Entries with figure data ::

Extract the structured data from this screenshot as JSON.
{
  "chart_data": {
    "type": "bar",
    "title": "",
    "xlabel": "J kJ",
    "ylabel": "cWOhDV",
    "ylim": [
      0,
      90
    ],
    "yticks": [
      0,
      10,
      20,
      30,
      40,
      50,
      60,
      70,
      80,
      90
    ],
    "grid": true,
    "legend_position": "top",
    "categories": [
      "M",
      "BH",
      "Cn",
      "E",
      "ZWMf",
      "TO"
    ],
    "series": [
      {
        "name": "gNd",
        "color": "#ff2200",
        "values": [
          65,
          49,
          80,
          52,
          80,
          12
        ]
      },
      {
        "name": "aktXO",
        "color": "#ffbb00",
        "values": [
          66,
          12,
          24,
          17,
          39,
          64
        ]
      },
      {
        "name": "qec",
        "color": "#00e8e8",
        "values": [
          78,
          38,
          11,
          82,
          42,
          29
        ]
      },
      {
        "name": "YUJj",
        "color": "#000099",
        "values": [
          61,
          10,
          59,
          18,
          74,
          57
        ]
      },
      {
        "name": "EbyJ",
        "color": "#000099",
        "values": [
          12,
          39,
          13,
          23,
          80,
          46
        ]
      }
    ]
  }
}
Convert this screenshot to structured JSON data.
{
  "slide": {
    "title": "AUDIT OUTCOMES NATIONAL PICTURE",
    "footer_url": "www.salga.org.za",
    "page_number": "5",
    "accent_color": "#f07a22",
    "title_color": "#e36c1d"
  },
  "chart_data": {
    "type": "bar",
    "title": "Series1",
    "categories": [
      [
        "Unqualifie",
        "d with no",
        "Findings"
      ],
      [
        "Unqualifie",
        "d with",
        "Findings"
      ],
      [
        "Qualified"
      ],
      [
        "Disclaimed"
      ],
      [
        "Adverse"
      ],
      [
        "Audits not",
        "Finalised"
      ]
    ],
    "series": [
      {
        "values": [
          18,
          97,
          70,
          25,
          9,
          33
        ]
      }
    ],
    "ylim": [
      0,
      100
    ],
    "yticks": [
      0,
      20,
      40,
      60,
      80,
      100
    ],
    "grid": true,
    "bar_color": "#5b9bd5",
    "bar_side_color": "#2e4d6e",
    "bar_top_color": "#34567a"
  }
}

Exercise directions :: Your answer should be a single number: the count of lines in the entries that contain the word "JSON".

Right answer :: 2